• **Exercise task**
The records below are to be repeated in full, exactly as they are.

Lines of data
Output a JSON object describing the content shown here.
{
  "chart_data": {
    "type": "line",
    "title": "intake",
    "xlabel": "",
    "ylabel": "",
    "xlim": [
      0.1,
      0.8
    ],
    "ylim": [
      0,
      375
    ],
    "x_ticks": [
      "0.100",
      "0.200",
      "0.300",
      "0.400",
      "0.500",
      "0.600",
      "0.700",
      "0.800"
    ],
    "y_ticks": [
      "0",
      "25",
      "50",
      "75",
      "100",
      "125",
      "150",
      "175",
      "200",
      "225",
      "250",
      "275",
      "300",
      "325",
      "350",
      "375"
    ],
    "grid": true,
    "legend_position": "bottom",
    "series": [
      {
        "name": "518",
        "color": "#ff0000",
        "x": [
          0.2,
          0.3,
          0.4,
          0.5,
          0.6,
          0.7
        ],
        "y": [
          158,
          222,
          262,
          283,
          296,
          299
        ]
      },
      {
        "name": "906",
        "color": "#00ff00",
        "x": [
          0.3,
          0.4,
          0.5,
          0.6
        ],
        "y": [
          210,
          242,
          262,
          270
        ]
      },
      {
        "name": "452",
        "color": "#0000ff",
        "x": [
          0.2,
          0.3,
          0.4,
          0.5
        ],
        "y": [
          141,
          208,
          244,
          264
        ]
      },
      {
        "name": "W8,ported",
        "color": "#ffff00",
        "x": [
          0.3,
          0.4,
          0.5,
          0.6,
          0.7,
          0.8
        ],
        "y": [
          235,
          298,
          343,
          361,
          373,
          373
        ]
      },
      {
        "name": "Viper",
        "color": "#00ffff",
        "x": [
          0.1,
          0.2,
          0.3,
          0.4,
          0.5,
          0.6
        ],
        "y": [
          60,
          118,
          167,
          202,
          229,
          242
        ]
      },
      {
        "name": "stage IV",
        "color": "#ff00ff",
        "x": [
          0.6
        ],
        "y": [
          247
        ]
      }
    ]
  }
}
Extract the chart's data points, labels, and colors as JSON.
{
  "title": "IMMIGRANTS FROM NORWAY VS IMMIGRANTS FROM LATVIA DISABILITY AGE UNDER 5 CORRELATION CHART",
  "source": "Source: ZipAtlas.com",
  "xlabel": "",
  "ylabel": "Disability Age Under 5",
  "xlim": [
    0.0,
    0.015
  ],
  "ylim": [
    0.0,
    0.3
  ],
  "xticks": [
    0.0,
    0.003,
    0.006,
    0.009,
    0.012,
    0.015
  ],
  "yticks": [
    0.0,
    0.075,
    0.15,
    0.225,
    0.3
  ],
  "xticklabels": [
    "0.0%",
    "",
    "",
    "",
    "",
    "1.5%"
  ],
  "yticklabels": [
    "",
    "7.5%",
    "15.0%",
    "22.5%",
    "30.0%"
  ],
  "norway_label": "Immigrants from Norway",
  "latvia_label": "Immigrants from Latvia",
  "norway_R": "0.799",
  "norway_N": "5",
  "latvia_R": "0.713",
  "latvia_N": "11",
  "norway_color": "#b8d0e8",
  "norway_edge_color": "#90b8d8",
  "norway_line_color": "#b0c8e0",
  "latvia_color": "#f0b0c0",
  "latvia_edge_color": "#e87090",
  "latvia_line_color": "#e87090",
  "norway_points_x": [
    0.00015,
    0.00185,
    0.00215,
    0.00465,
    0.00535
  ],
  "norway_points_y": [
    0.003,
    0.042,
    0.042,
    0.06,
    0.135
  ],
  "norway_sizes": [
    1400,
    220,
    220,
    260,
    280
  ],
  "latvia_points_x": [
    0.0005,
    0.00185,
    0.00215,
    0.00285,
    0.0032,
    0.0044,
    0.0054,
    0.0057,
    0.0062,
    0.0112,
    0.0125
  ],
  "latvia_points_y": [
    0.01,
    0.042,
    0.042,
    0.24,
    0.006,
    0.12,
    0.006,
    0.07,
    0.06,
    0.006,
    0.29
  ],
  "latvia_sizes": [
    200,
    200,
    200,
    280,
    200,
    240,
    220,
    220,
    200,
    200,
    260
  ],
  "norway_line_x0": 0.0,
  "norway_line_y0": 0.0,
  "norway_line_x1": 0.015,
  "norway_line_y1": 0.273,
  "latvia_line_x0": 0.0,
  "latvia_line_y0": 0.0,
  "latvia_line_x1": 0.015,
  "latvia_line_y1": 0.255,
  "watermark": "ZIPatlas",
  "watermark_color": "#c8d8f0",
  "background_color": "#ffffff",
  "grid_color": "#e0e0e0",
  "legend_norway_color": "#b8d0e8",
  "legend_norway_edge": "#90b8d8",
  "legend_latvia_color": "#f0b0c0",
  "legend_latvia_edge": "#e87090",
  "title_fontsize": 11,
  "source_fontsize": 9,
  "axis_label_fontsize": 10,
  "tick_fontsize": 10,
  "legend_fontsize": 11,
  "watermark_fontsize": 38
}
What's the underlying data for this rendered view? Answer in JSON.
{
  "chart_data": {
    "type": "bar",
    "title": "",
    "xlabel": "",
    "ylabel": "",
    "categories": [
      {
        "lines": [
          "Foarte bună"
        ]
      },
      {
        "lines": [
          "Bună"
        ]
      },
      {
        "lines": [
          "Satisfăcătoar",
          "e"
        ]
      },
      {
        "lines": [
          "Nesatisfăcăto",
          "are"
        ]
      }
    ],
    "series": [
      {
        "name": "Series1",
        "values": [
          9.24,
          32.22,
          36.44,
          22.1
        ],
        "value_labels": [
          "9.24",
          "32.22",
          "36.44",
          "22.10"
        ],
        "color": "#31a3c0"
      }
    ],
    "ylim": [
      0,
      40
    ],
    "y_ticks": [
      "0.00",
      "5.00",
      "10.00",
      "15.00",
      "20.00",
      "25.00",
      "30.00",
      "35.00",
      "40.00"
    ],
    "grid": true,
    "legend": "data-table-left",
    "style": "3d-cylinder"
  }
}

• **Correct response**
Output a JSON object describing the content shown here.
{
  "chart_data": {
    "type": "line",
    "title": "intake",
    "xlabel": "",
    "ylabel": "",
    "xlim": [
      0.1,
      0.8
    ],
    "ylim": [
      0,
      375
    ],
    "x_ticks": [
      "0.100",
      "0.200",
      "0.300",
      "0.400",
      "0.500",
      "0.600",
      "0.700",
      "0.800"
    ],
    "y_ticks": [
      "0",
      "25",
      "50",
      "75",
      "100",
      "125",
      "150",
      "175",
      "200",
      "225",
      "250",
      "275",
      "300",
      "325",
      "350",
      "375"
    ],
    "grid": true,
    "legend_position": "bottom",
    "series": [
      {
        "name": "518",
        "color": "#ff0000",
        "x": [
          0.2,
          0.3,
          0.4,
          0.5,
          0.6,
          0.7
        ],
        "y": [
          158,
          222,
          262,
          283,
          296,
          299
        ]
      },
      {
        "name": "906",
        "color": "#00ff00",
        "x": [
          0.3,
          0.4,
          0.5,
          0.6
        ],
        "y": [
          210,
          242,
          262,
          270
        ]
      },
      {
        "name": "452",
        "color": "#0000ff",
        "x": [
          0.2,
          0.3,
          0.4,
          0.5
        ],
        "y": [
          141,
          208,
          244,
          264
        ]
      },
      {
        "name": "W8,ported",
        "color": "#ffff00",
        "x": [
          0.3,
          0.4,
          0.5,
          0.6,
          0.7,
          0.8
        ],
        "y": [
          235,
          298,
          343,
          361,
          373,
          373
        ]
      },
      {
        "name": "Viper",
        "color": "#00ffff",
        "x": [
          0.1,
          0.2,
          0.3,
          0.4,
          0.5,
          0.6
        ],
        "y": [
          60,
          118,
          167,
          202,
          229,
          242
        ]
      },
      {
        "name": "stage IV",
        "color": "#ff00ff",
        "x": [
          0.6
        ],
        "y": [
          247
        ]
      }
    ]
  }
}
Extract the chart's data points, labels, and colors as JSON.
{
  "title": "IMMIGRANTS FROM NORWAY VS IMMIGRANTS FROM LATVIA DISABILITY AGE UNDER 5 CORRELATION CHART",
  "source": "Source: ZipAtlas.com",
  "xlabel": "",
  "ylabel": "Disability Age Under 5",
  "xlim": [
    0.0,
    0.015
  ],
  "ylim": [
    0.0,
    0.3
  ],
  "xticks": [
    0.0,
    0.003,
    0.006,
    0.009,
    0.012,
    0.015
  ],
  "yticks": [
    0.0,
    0.075,
    0.15,
    0.225,
    0.3
  ],
  "xticklabels": [
    "0.0%",
    "",
    "",
    "",
    "",
    "1.5%"
  ],
  "yticklabels": [
    "",
    "7.5%",
    "15.0%",
    "22.5%",
    "30.0%"
  ],
  "norway_label": "Immigrants from Norway",
  "latvia_label": "Immigrants from Latvia",
  "norway_R": "0.799",
  "norway_N": "5",
  "latvia_R": "0.713",
  "latvia_N": "11",
  "norway_color": "#b8d0e8",
  "norway_edge_color": "#90b8d8",
  "norway_line_color": "#b0c8e0",
  "latvia_color": "#f0b0c0",
  "latvia_edge_color": "#e87090",
  "latvia_line_color": "#e87090",
  "norway_points_x": [
    0.00015,
    0.00185,
    0.00215,
    0.00465,
    0.00535
  ],
  "norway_points_y": [
    0.003,
    0.042,
    0.042,
    0.06,
    0.135
  ],
  "norway_sizes": [
    1400,
    220,
    220,
    260,
    280
  ],
  "latvia_points_x": [
    0.0005,
    0.00185,
    0.00215,
    0.00285,
    0.0032,
    0.0044,
    0.0054,
    0.0057,
    0.0062,
    0.0112,
    0.0125
  ],
  "latvia_points_y": [
    0.01,
    0.042,
    0.042,
    0.24,
    0.006,
    0.12,
    0.006,
    0.07,
    0.06,
    0.006,
    0.29
  ],
  "latvia_sizes": [
    200,
    200,
    200,
    280,
    200,
    240,
    220,
    220,
    200,
    200,
    260
  ],
  "norway_line_x0": 0.0,
  "norway_line_y0": 0.0,
  "norway_line_x1": 0.015,
  "norway_line_y1": 0.273,
  "latvia_line_x0": 0.0,
  "latvia_line_y0": 0.0,
  "latvia_line_x1": 0.015,
  "latvia_line_y1": 0.255,
  "watermark": "ZIPatlas",
  "watermark_color": "#c8d8f0",
  "background_color": "#ffffff",
  "grid_color": "#e0e0e0",
  "legend_norway_color": "#b8d0e8",
  "legend_norway_edge": "#90b8d8",
  "legend_latvia_color": "#f0b0c0",
  "legend_latvia_edge": "#e87090",
  "title_fontsize": 11,
  "source_fontsize": 9,
  "axis_label_fontsize": 10,
  "tick_fontsize": 10,
  "legend_fontsize": 11,
  "watermark_fontsize": 38
}
What's the underlying data for this rendered view? Answer in JSON.
{
  "chart_data": {
    "type": "bar",
    "title": "",
    "xlabel": "",
    "ylabel": "",
    "categories": [
      {
        "lines": [
          "Foarte bună"
        ]
      },
      {
        "lines": [
          "Bună"
        ]
      },
      {
        "lines": [
          "Satisfăcătoar",
          "e"
        ]
      },
      {
        "lines": [
          "Nesatisfăcăto",
          "are"
        ]
      }
    ],
    "series": [
      {
        "name": "Series1",
        "values": [
          9.24,
          32.22,
          36.44,
          22.1
        ],
        "value_labels": [
          "9.24",
          "32.22",
          "36.44",
          "22.10"
        ],
        "color": "#31a3c0"
      }
    ],
    "ylim": [
      0,
      40
    ],
    "y_ticks": [
      "0.00",
      "5.00",
      "10.00",
      "15.00",
      "20.00",
      "25.00",
      "30.00",
      "35.00",
      "40.00"
    ],
    "grid": true,
    "legend": "data-table-left",
    "style": "3d-cylinder"
  }
}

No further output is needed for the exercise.